▸ RECORDED DATA
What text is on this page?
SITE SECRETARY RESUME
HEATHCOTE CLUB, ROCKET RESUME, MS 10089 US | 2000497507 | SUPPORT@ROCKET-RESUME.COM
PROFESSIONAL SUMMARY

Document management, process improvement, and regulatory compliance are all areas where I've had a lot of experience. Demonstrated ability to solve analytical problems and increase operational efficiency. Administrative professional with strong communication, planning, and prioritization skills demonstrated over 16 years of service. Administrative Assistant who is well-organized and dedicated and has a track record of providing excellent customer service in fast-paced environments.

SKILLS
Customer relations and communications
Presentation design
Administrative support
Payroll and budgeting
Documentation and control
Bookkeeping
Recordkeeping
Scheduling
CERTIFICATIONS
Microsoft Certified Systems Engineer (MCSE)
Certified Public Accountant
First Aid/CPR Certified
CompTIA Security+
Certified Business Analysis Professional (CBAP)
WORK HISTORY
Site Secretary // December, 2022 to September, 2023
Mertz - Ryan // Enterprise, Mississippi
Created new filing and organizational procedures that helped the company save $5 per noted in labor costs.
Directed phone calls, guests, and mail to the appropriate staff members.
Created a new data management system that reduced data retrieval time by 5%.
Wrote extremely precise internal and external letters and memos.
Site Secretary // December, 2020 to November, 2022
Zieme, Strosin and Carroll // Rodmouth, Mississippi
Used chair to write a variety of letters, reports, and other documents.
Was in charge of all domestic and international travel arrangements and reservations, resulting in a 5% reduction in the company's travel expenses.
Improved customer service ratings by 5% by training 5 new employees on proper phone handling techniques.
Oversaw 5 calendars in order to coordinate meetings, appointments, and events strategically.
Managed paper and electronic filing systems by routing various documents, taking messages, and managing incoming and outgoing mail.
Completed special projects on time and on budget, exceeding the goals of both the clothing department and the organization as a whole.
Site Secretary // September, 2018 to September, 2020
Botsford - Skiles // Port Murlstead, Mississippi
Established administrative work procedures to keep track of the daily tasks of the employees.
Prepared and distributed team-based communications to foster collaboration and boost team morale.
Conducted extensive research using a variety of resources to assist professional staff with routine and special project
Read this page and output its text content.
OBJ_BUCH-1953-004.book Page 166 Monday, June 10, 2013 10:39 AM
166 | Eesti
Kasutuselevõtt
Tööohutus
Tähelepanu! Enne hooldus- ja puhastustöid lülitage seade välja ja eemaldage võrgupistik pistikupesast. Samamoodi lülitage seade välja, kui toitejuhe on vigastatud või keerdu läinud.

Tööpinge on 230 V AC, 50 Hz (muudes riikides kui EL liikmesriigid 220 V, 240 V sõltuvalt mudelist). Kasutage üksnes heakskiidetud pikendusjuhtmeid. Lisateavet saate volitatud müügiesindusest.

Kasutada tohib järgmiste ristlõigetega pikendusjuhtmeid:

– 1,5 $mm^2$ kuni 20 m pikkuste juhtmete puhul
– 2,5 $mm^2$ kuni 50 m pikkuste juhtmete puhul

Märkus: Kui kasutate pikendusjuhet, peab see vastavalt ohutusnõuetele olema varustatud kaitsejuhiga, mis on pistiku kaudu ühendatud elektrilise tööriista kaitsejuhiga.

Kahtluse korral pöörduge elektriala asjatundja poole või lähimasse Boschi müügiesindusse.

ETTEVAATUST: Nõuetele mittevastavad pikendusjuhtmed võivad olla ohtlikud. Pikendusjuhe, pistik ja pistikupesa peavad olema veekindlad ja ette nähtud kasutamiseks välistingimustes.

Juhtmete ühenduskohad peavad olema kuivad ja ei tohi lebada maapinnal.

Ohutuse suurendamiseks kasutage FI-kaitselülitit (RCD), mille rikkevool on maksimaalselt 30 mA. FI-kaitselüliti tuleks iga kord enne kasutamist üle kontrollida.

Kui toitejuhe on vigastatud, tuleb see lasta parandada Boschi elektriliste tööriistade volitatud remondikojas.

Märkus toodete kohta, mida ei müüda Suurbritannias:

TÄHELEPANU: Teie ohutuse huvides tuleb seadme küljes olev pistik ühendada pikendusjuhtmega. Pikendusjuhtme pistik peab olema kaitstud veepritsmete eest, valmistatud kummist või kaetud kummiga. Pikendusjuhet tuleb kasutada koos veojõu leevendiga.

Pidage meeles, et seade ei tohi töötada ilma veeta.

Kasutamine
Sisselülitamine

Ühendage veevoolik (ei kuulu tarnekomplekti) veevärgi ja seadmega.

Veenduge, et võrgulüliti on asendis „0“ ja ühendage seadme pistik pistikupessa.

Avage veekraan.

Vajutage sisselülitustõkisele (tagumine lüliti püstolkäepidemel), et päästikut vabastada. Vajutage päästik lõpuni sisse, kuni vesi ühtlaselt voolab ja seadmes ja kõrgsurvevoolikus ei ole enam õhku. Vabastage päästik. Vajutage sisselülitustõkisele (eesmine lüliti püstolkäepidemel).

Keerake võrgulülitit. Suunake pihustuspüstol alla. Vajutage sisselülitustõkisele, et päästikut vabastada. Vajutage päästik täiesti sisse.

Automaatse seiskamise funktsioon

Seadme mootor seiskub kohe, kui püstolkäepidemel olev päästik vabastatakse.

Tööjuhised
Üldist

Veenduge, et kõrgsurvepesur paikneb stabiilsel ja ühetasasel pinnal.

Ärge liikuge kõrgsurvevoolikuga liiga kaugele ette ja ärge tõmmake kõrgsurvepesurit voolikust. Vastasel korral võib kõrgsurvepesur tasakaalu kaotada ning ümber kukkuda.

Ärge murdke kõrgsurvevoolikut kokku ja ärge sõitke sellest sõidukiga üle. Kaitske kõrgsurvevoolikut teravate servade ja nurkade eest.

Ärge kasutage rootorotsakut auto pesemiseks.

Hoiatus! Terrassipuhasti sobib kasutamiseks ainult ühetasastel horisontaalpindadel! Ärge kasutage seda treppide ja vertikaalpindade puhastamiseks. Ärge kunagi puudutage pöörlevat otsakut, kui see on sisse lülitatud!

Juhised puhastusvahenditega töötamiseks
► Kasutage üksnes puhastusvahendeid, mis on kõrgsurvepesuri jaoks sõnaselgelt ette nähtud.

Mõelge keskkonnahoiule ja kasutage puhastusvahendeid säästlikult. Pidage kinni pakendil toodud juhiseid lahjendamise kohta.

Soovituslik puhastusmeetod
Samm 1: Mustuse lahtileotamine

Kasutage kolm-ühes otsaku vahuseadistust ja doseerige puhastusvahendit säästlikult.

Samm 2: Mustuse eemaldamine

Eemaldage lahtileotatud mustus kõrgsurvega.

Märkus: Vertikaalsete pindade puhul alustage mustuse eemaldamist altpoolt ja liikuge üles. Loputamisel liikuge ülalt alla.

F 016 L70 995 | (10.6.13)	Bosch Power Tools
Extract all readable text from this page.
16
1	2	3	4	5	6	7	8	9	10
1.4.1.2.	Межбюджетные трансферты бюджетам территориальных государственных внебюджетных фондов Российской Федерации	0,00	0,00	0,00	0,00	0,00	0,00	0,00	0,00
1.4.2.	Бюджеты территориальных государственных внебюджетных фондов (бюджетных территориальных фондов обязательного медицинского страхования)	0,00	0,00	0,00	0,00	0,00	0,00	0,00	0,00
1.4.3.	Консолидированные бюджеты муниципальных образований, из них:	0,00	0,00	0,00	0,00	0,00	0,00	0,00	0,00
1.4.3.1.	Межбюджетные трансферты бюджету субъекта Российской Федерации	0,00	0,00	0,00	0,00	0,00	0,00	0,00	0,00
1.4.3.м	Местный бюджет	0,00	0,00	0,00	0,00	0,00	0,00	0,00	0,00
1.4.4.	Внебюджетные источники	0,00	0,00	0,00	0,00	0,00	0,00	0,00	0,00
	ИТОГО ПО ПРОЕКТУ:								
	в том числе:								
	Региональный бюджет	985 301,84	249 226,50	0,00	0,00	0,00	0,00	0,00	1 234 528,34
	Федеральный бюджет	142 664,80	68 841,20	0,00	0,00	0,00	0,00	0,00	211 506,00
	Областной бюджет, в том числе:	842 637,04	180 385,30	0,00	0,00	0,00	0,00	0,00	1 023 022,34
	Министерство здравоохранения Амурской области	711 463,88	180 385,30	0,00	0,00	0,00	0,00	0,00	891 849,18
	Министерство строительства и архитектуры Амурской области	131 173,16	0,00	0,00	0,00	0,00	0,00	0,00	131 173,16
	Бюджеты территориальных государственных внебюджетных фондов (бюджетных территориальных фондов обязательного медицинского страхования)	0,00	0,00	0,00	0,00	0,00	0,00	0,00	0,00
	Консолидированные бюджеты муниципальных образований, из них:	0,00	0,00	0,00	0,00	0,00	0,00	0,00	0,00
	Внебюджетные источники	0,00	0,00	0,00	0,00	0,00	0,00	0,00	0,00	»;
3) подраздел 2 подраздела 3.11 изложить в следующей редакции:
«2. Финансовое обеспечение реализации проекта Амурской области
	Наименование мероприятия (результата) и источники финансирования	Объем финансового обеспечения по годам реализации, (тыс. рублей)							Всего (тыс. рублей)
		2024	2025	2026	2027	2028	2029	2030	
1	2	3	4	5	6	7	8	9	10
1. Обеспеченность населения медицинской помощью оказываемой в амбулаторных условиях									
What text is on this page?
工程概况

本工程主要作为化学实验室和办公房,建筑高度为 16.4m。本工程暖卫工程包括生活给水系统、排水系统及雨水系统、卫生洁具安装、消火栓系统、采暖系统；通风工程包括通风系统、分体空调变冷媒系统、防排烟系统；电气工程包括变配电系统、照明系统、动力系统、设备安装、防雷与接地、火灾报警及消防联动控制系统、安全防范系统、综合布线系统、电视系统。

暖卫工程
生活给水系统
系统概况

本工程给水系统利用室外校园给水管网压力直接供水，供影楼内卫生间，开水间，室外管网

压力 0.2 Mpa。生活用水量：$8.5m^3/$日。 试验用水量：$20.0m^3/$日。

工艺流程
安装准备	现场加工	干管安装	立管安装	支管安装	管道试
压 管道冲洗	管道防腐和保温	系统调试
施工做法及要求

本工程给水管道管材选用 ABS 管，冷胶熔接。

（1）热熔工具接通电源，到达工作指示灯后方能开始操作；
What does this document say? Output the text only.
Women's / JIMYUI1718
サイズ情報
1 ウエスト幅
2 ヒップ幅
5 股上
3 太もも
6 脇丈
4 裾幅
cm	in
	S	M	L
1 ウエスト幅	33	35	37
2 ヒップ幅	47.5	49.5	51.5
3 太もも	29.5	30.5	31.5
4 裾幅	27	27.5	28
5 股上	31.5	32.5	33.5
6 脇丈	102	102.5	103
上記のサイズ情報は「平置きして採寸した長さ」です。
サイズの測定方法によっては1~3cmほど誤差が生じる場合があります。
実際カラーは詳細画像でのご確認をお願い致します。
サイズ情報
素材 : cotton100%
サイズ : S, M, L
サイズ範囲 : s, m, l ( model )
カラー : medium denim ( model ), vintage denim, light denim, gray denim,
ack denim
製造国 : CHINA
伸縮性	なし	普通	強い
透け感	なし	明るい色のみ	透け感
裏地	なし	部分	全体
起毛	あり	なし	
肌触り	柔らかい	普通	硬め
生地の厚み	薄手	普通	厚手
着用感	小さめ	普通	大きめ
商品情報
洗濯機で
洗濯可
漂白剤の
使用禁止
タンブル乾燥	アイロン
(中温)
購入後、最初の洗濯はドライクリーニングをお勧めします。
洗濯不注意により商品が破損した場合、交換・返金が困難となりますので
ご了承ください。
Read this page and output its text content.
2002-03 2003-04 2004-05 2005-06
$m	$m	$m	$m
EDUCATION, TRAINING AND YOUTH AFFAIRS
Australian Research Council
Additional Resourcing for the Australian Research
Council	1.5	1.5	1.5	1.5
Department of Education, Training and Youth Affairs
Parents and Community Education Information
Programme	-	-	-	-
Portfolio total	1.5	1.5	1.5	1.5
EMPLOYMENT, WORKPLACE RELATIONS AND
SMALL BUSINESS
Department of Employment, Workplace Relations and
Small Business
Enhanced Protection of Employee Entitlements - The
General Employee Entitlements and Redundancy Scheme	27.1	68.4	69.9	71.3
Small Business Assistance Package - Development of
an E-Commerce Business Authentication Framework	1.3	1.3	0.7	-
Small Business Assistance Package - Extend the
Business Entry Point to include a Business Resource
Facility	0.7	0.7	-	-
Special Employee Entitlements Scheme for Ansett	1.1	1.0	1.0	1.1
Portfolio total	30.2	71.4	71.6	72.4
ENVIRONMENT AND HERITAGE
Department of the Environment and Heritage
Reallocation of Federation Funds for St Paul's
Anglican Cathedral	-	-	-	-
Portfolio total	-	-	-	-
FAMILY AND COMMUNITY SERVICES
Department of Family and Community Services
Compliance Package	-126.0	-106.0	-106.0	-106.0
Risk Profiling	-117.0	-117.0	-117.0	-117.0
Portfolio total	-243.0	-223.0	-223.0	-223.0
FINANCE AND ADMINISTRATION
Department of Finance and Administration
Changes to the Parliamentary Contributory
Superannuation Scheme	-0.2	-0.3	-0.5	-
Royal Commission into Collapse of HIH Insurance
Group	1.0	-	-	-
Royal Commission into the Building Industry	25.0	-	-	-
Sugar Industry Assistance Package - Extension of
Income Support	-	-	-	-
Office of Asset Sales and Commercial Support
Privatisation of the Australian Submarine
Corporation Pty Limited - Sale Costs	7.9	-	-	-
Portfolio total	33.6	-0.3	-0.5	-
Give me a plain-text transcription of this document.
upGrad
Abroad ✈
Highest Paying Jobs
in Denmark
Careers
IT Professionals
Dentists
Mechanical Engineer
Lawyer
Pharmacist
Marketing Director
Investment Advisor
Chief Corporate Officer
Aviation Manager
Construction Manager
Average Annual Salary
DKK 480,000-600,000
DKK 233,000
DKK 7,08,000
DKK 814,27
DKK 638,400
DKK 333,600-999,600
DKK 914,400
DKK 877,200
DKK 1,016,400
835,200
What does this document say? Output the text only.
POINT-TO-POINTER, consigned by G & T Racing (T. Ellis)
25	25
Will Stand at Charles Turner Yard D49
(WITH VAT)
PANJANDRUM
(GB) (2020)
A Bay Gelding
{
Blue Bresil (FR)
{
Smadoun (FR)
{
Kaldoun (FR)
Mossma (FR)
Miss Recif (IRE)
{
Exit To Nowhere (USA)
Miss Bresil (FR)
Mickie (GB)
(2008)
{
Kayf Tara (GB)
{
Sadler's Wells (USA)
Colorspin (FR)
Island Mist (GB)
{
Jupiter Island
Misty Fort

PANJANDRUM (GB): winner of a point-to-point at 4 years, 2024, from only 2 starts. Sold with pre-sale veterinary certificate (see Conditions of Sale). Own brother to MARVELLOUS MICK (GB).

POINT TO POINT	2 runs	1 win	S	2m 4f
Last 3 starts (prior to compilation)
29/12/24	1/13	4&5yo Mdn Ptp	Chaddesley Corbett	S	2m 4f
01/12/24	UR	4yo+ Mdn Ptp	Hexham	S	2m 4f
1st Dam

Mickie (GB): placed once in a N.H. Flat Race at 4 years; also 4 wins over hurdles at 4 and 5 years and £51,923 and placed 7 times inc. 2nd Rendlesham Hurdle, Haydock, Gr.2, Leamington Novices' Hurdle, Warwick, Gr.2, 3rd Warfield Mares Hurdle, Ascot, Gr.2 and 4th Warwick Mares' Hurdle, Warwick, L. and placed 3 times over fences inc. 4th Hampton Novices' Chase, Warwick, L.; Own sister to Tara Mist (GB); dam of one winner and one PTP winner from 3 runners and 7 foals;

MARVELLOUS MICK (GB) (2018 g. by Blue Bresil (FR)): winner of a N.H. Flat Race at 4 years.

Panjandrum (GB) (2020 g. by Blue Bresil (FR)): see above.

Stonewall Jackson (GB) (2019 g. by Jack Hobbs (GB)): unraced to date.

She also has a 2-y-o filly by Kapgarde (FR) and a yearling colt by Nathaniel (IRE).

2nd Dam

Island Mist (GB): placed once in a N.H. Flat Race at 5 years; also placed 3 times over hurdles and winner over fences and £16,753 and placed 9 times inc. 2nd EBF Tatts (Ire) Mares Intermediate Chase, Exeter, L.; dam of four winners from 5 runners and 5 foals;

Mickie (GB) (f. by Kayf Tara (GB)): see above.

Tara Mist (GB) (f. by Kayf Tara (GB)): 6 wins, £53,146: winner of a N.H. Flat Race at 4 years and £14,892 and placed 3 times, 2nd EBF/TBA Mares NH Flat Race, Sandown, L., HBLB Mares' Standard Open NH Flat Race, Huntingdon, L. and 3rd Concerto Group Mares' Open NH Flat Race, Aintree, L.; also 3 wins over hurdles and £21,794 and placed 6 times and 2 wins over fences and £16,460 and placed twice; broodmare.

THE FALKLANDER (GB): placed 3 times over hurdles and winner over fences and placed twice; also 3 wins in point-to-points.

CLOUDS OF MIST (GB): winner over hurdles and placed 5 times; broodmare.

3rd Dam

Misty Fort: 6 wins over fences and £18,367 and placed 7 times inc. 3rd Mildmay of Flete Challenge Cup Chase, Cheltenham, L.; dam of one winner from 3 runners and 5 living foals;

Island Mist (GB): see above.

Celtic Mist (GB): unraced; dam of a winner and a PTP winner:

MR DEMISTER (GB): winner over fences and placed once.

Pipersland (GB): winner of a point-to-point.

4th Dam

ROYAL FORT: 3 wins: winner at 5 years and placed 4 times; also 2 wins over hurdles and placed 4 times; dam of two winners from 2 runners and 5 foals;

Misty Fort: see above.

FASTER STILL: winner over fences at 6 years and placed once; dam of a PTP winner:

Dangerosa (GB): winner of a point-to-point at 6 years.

▸ DIRECTIVE
Which lines hold the word "Island"? Show each one.

▸ SOLUTION TO THIS EXERCISE
Island Mist (GB)
Jupiter Island
Island Mist (GB): placed once in a N.H. Flat Race at 5 years; also placed 3 times over hurdles and winner over fences and £16,753 and placed 9 times inc. 2nd EBF Tatts (Ire) Mares Intermediate Chase, Exeter, L.; dam of four winners from 5 runners and 5 foals;
Island Mist (GB): see above.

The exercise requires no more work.